MATERIAL FOR THIS EXERCISE
■ ■ ■ ■ ■
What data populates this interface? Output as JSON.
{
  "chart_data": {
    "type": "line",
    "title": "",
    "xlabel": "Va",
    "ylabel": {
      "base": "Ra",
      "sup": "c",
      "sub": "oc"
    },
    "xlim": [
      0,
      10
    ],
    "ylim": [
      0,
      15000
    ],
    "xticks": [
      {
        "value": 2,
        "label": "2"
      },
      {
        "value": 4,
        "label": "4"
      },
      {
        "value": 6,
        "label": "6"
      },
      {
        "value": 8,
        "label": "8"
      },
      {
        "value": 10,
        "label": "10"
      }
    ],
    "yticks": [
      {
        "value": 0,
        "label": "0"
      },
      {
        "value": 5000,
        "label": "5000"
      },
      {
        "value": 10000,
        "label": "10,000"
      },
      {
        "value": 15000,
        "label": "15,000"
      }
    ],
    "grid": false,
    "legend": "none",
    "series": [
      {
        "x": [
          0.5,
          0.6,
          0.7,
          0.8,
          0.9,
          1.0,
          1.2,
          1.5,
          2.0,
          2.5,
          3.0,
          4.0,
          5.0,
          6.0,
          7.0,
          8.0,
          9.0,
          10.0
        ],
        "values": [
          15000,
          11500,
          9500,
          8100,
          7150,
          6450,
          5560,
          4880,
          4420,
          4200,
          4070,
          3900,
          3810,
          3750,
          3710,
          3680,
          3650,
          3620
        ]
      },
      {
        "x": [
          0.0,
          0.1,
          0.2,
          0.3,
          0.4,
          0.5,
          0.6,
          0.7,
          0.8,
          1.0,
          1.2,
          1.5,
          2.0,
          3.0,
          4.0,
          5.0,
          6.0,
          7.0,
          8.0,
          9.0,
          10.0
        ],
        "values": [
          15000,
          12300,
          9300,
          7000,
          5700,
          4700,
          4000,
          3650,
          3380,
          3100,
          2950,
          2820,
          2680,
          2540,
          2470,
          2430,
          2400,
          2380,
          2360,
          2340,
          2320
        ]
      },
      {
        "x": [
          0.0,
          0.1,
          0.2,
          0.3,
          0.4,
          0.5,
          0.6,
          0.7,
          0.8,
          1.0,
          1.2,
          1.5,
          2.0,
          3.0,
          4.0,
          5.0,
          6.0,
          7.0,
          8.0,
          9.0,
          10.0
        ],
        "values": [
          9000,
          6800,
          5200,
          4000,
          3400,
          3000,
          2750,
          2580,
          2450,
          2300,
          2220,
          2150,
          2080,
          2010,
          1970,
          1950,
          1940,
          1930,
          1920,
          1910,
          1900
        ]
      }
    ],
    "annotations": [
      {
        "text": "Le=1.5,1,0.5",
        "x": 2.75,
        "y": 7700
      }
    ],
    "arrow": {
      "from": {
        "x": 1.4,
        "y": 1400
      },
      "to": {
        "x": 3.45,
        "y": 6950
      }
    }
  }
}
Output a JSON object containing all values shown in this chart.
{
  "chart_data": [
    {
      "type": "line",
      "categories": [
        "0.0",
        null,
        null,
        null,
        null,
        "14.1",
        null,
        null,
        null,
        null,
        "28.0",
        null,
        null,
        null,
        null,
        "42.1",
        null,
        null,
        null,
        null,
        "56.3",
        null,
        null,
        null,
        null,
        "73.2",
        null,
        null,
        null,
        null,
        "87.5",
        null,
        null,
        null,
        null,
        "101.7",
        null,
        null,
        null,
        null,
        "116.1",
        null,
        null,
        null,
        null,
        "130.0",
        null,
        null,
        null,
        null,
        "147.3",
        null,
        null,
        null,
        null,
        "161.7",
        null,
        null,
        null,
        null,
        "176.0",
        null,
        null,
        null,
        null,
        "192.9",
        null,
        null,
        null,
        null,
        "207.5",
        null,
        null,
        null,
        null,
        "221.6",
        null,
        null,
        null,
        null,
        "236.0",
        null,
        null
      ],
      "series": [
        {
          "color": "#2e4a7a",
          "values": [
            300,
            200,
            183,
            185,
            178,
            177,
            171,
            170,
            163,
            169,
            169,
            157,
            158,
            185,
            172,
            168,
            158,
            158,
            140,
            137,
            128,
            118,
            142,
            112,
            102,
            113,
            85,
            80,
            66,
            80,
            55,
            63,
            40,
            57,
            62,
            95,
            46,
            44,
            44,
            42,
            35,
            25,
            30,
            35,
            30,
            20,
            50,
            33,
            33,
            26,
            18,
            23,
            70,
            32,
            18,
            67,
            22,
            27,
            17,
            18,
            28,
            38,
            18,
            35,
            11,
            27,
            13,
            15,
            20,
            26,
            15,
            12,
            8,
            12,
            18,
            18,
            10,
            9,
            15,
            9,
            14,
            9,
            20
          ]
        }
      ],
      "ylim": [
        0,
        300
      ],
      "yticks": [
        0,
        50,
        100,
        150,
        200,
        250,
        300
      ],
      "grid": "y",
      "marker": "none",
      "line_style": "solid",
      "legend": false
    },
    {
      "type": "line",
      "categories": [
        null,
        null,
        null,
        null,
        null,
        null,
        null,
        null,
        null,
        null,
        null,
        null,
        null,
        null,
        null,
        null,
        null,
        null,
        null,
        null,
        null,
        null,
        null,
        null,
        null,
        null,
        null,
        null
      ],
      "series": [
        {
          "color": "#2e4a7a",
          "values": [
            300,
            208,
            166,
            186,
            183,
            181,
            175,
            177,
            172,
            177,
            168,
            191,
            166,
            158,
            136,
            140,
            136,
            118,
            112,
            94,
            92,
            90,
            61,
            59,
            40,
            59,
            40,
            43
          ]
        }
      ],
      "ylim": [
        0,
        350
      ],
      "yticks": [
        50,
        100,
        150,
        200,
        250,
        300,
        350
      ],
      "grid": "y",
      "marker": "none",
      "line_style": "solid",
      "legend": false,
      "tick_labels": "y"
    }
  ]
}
■ ■ ■ ■ ■
AIM
Recopy the entries above in their entirety, exactly.

SOLUTION FOR THIS TASK
What data populates this interface? Output as JSON.
{
  "chart_data": {
    "type": "line",
    "title": "",
    "xlabel": "Va",
    "ylabel": {
      "base": "Ra",
      "sup": "c",
      "sub": "oc"
    },
    "xlim": [
      0,
      10
    ],
    "ylim": [
      0,
      15000
    ],
    "xticks": [
      {
        "value": 2,
        "label": "2"
      },
      {
        "value": 4,
        "label": "4"
      },
      {
        "value": 6,
        "label": "6"
      },
      {
        "value": 8,
        "label": "8"
      },
      {
        "value": 10,
        "label": "10"
      }
    ],
    "yticks": [
      {
        "value": 0,
        "label": "0"
      },
      {
        "value": 5000,
        "label": "5000"
      },
      {
        "value": 10000,
        "label": "10,000"
      },
      {
        "value": 15000,
        "label": "15,000"
      }
    ],
    "grid": false,
    "legend": "none",
    "series": [
      {
        "x": [
          0.5,
          0.6,
          0.7,
          0.8,
          0.9,
          1.0,
          1.2,
          1.5,
          2.0,
          2.5,
          3.0,
          4.0,
          5.0,
          6.0,
          7.0,
          8.0,
          9.0,
          10.0
        ],
        "values": [
          15000,
          11500,
          9500,
          8100,
          7150,
          6450,
          5560,
          4880,
          4420,
          4200,
          4070,
          3900,
          3810,
          3750,
          3710,
          3680,
          3650,
          3620
        ]
      },
      {
        "x": [
          0.0,
          0.1,
          0.2,
          0.3,
          0.4,
          0.5,
          0.6,
          0.7,
          0.8,
          1.0,
          1.2,
          1.5,
          2.0,
          3.0,
          4.0,
          5.0,
          6.0,
          7.0,
          8.0,
          9.0,
          10.0
        ],
        "values": [
          15000,
          12300,
          9300,
          7000,
          5700,
          4700,
          4000,
          3650,
          3380,
          3100,
          2950,
          2820,
          2680,
          2540,
          2470,
          2430,
          2400,
          2380,
          2360,
          2340,
          2320
        ]
      },
      {
        "x": [
          0.0,
          0.1,
          0.2,
          0.3,
          0.4,
          0.5,
          0.6,
          0.7,
          0.8,
          1.0,
          1.2,
          1.5,
          2.0,
          3.0,
          4.0,
          5.0,
          6.0,
          7.0,
          8.0,
          9.0,
          10.0
        ],
        "values": [
          9000,
          6800,
          5200,
          4000,
          3400,
          3000,
          2750,
          2580,
          2450,
          2300,
          2220,
          2150,
          2080,
          2010,
          1970,
          1950,
          1940,
          1930,
          1920,
          1910,
          1900
        ]
      }
    ],
    "annotations": [
      {
        "text": "Le=1.5,1,0.5",
        "x": 2.75,
        "y": 7700
      }
    ],
    "arrow": {
      "from": {
        "x": 1.4,
        "y": 1400
      },
      "to": {
        "x": 3.45,
        "y": 6950
      }
    }
  }
}
Output a JSON object containing all values shown in this chart.
{
  "chart_data": [
    {
      "type": "line",
      "categories": [
        "0.0",
        null,
        null,
        null,
        null,
        "14.1",
        null,
        null,
        null,
        null,
        "28.0",
        null,
        null,
        null,
        null,
        "42.1",
        null,
        null,
        null,
        null,
        "56.3",
        null,
        null,
        null,
        null,
        "73.2",
        null,
        null,
        null,
        null,
        "87.5",
        null,
        null,
        null,
        null,
        "101.7",
        null,
        null,
        null,
        null,
        "116.1",
        null,
        null,
        null,
        null,
        "130.0",
        null,
        null,
        null,
        null,
        "147.3",
        null,
        null,
        null,
        null,
        "161.7",
        null,
        null,
        null,
        null,
        "176.0",
        null,
        null,
        null,
        null,
        "192.9",
        null,
        null,
        null,
        null,
        "207.5",
        null,
        null,
        null,
        null,
        "221.6",
        null,
        null,
        null,
        null,
        "236.0",
        null,
        null
      ],
      "series": [
        {
          "color": "#2e4a7a",
          "values": [
            300,
            200,
            183,
            185,
            178,
            177,
            171,
            170,
            163,
            169,
            169,
            157,
            158,
            185,
            172,
            168,
            158,
            158,
            140,
            137,
            128,
            118,
            142,
            112,
            102,
            113,
            85,
            80,
            66,
            80,
            55,
            63,
            40,
            57,
            62,
            95,
            46,
            44,
            44,
            42,
            35,
            25,
            30,
            35,
            30,
            20,
            50,
            33,
            33,
            26,
            18,
            23,
            70,
            32,
            18,
            67,
            22,
            27,
            17,
            18,
            28,
            38,
            18,
            35,
            11,
            27,
            13,
            15,
            20,
            26,
            15,
            12,
            8,
            12,
            18,
            18,
            10,
            9,
            15,
            9,
            14,
            9,
            20
          ]
        }
      ],
      "ylim": [
        0,
        300
      ],
      "yticks": [
        0,
        50,
        100,
        150,
        200,
        250,
        300
      ],
      "grid": "y",
      "marker": "none",
      "line_style": "solid",
      "legend": false
    },
    {
      "type": "line",
      "categories": [
        null,
        null,
        null,
        null,
        null,
        null,
        null,
        null,
        null,
        null,
        null,
        null,
        null,
        null,
        null,
        null,
        null,
        null,
        null,
        null,
        null,
        null,
        null,
        null,
        null,
        null,
        null,
        null
      ],
      "series": [
        {
          "color": "#2e4a7a",
          "values": [
            300,
            208,
            166,
            186,
            183,
            181,
            175,
            177,
            172,
            177,
            168,
            191,
            166,
            158,
            136,
            140,
            136,
            118,
            112,
            94,
            92,
            90,
            61,
            59,
            40,
            59,
            40,
            43
          ]
        }
      ],
      "ylim": [
        0,
        350
      ],
      "yticks": [
        50,
        100,
        150,
        200,
        250,
        300,
        350
      ],
      "grid": "y",
      "marker": "none",
      "line_style": "solid",
      "legend": false,
      "tick_labels": "y"
    }
  ]
}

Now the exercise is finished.